### Text shown
===

This difference helps to explain the lower support proxy access proposals received earlier in the proxy season. Four of the proxy access proposals that were introduced through the end of April—and two of those that failed to pass—were introduced by individual investors James McRitchie or John Harrington. One of the two others in which the proposal failed to attract majority support, Exelon, notably advanced its own proxy access proposal and, based on its proxy communication, discussed the issue directly with shareholders representing 39 percent of the outstanding equity ownership. [8] Moreover, it is possible that some of the other companies at which proxy access failed earlier in the year—Apple, Coca-Cola, and PACCAR—may have made assurances that they would be formulating their own proxy access proposals in the near future.

Notwithstanding the fact that most proxy access proposals have received majority support from shareholders, shareholder opinion on the question remains divided: most proposals, if opposed by the board, have seen support range from 40 to 62 percent. The two largest mutual fund groups, Fidelity and Vanguard, have largely opposed these proposals. [9] Although pension funds argue that proxy access is important in empowering them—as long-term, diversified shareholders—with a say in corporate management, other investors may share the worry of the U.S. Court of Appeals for the D.C. Circuit, which in 2011 threw out the SEC’s promulgated proxy access rule based on the concern that “unions and state and local governments whose interests in jobs may well be greater than their interest in share value, can be expected to pursue self-interested objectives rather than the goal of maximizing shareholder value.” [10]

The Office of the Inspector General of the U.S. Department of Labor in 2011 questioned whether pension plans under its purview—including private labor-union plans but not state and municipal public-employee plans that are exempt from the federal Employee Retirement Income Security Act (ERISA)—were using “plan assets to support or pursue proxy proposals for personal, social, legislative, regulatory, or public policy agendas.” [11] The press release issued by Scott Stringer’s office announcing its proxy access push declared that two of the three “priority issues” the Comptroller was focusing on in determining which companies to target with its proposals were “climate change” and “board diversity” [12]—issues many diversified shareholders likely view as irrelevant to their investments’ share value.

III. Political Spending or Lobbying Proposals

In 2012, 2013, and 2014, a plurality of all shareholder proposals involved corporate political spending or lobbying. In 2015, there have been significantly fewer such proposals introduced: 47 to date, compared with 67 in 2014 (Figure 8). So far this year, more investors have sponsored shareholder proposals related to environmental concerns (57 proposals) than corporate political spending.

===

### Stored records
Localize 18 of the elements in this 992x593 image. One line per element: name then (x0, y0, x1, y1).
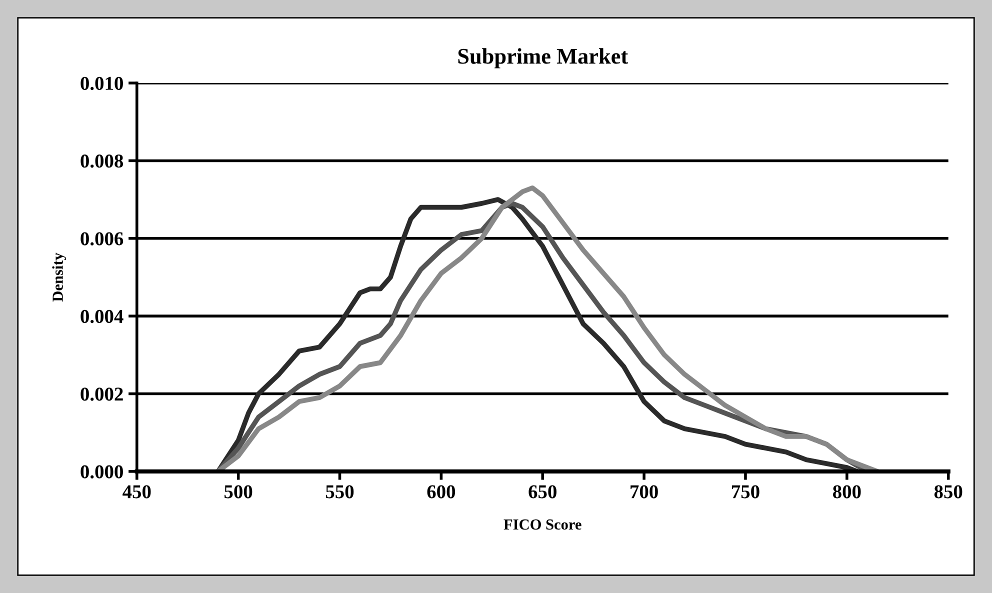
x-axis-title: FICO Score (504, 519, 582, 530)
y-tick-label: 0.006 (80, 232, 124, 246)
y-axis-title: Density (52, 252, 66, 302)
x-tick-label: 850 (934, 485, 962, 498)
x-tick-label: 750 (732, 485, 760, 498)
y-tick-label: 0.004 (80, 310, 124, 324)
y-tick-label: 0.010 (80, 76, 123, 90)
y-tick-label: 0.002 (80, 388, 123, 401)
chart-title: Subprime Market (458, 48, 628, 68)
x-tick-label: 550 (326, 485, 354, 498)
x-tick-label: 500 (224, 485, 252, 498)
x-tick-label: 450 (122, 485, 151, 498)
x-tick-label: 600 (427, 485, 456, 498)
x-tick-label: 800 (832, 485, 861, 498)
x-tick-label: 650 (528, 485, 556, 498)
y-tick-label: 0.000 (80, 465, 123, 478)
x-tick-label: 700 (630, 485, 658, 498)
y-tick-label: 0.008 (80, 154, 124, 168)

===

### What you need to do
Reproduce verbatim the part of the proxy-proposal passage above that begins with the words "This difference helps" and ends after "the near future.".

### Exercise output
This difference helps to explain the lower support proxy access proposals received earlier in the proxy season. Four of the proxy access proposals that were introduced through the end of April—and two of those that failed to pass—were introduced by individual investors James McRitchie or John Harrington. One of the two others in which the proposal failed to attract majority support, Exelon, notably advanced its own proxy access proposal and, based on its proxy communication, discussed the issue directly with shareholders representing 39 percent of the outstanding equity ownership. [8] Moreover, it is possible that some of the other companies at which proxy access failed earlier in the year—Apple, Coca-Cola, and PACCAR—may have made assurances that they would be formulating their own proxy access proposals in the near future.